» Task statement: Search the listing below for the word "title" and copy each line that holds it.

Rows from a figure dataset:
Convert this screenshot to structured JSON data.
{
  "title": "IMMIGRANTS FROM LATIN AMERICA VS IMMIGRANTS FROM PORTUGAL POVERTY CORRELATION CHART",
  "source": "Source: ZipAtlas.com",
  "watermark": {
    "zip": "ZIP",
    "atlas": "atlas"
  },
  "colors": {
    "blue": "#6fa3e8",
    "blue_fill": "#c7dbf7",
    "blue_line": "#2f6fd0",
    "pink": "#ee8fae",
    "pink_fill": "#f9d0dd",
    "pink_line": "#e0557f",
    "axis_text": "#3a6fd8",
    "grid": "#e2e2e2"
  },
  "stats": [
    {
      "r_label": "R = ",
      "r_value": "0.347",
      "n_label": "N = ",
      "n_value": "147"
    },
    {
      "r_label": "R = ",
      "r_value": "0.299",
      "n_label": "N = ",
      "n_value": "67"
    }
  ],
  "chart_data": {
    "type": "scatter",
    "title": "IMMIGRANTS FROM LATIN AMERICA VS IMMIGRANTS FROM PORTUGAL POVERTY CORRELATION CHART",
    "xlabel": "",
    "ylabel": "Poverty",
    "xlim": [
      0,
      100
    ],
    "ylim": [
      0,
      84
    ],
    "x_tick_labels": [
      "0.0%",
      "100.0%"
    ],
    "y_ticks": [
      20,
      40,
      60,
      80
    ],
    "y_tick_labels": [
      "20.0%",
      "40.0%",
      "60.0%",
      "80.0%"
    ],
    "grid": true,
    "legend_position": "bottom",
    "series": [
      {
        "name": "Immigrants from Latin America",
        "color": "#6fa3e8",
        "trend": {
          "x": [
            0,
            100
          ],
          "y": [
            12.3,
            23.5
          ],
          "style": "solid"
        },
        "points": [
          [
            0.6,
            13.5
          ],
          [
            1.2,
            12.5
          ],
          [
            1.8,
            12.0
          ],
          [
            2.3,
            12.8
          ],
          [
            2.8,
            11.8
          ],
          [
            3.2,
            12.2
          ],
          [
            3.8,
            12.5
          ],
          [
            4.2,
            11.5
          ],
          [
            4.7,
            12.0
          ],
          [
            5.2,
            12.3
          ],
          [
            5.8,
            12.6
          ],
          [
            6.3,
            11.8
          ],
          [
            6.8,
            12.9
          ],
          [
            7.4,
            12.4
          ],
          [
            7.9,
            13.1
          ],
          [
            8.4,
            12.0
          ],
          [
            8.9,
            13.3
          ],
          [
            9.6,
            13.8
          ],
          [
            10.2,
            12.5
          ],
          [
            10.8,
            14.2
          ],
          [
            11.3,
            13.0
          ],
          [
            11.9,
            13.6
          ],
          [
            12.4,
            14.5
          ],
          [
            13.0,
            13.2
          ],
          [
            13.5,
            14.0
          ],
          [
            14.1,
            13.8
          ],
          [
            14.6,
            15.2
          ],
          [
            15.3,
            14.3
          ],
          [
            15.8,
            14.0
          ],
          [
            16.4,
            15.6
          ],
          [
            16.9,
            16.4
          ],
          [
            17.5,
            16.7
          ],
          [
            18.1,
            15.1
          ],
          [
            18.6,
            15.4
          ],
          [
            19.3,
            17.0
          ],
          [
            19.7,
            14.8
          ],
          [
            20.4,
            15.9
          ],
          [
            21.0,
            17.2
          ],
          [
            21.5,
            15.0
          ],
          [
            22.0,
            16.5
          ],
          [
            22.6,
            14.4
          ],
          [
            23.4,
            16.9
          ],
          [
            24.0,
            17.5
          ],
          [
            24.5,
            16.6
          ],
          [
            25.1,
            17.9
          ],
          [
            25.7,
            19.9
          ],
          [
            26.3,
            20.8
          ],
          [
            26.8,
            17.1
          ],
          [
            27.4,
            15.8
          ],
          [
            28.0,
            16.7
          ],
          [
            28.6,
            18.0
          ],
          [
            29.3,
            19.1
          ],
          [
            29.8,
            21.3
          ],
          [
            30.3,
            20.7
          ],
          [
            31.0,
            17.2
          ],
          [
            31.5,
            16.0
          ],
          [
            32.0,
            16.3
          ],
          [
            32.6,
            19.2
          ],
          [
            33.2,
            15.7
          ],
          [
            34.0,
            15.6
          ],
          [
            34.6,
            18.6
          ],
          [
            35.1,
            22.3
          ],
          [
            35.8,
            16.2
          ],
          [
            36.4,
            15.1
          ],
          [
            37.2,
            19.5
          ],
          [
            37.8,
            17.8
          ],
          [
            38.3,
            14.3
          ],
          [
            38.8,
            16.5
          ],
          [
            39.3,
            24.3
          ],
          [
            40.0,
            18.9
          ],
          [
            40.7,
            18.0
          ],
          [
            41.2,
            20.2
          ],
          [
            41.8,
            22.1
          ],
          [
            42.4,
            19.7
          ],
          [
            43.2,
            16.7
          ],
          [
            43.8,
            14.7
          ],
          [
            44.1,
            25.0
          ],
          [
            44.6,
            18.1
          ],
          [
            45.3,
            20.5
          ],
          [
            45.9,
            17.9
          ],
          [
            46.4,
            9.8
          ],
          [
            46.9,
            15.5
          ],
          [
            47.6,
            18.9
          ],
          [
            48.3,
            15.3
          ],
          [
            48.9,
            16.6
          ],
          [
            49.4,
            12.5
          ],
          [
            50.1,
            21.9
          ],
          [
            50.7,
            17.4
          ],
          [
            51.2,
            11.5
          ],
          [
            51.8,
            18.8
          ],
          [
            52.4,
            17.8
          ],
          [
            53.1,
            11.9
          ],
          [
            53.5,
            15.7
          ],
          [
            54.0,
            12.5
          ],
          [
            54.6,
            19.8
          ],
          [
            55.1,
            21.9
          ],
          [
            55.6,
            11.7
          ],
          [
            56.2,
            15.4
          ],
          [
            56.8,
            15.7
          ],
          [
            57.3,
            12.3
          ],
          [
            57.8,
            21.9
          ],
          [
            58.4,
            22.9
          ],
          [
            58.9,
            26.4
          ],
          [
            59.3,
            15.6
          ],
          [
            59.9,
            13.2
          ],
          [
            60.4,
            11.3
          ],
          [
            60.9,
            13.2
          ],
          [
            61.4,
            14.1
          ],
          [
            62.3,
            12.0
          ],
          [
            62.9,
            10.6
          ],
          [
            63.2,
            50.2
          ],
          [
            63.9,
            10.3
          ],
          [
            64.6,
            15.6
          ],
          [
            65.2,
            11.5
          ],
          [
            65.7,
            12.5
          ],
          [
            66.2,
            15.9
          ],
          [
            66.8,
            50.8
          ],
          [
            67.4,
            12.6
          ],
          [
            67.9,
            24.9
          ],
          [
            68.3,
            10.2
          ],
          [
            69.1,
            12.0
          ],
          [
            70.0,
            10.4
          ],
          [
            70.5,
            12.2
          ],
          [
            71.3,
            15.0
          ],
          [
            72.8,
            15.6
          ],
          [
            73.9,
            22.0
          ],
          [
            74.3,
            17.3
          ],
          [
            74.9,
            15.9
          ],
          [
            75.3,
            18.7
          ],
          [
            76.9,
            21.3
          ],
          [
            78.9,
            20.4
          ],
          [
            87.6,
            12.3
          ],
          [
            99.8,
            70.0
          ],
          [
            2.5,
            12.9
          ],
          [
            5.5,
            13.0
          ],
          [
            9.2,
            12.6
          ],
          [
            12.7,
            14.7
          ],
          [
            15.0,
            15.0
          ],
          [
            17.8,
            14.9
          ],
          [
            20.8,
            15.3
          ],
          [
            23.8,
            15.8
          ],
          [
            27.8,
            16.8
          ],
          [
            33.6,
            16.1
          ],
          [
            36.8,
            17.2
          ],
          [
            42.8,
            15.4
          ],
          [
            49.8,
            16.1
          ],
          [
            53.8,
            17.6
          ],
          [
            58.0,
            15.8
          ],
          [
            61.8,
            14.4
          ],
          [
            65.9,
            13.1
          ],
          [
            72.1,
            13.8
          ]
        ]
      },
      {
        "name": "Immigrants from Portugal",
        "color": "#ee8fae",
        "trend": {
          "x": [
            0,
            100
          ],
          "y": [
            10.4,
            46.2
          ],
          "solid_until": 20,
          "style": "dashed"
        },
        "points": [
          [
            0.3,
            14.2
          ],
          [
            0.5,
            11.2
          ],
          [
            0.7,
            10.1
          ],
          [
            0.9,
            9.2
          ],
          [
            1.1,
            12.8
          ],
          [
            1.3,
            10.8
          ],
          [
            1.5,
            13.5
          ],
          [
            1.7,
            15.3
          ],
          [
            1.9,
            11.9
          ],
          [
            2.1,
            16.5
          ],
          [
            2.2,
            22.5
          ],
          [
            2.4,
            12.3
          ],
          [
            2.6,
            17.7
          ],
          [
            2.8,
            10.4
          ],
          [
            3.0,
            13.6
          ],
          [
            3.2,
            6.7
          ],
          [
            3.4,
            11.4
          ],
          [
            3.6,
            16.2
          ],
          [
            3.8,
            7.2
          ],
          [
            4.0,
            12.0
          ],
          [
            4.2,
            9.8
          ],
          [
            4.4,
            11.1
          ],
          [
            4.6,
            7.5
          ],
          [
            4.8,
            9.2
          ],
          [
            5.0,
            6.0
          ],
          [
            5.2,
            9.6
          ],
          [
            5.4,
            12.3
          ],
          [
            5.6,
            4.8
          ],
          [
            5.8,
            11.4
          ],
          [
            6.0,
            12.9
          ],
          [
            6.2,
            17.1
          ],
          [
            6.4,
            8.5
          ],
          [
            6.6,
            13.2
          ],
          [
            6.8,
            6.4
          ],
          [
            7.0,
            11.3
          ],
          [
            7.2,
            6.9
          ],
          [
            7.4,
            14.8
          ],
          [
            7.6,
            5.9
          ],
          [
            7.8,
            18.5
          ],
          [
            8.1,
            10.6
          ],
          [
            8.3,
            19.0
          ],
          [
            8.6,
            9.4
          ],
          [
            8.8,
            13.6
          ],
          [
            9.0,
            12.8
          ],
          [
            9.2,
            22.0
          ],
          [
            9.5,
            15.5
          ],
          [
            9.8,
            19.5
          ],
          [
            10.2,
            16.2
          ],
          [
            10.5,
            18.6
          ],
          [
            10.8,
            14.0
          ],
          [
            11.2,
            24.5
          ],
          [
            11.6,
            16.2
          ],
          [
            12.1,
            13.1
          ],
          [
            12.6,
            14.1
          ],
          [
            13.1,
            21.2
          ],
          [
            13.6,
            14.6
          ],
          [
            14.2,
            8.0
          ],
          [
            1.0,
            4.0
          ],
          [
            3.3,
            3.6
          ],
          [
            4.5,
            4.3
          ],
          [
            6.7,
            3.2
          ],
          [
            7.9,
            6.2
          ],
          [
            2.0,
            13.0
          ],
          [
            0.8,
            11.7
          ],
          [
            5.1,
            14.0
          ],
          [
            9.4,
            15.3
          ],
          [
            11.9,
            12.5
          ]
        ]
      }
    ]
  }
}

» Correct response:
  "title": "IMMIGRANTS FROM LATIN AMERICA VS IMMIGRANTS FROM PORTUGAL POVERTY CORRELATION CHART",
    "title": "IMMIGRANTS FROM LATIN AMERICA VS IMMIGRANTS FROM PORTUGAL POVERTY CORRELATION CHART",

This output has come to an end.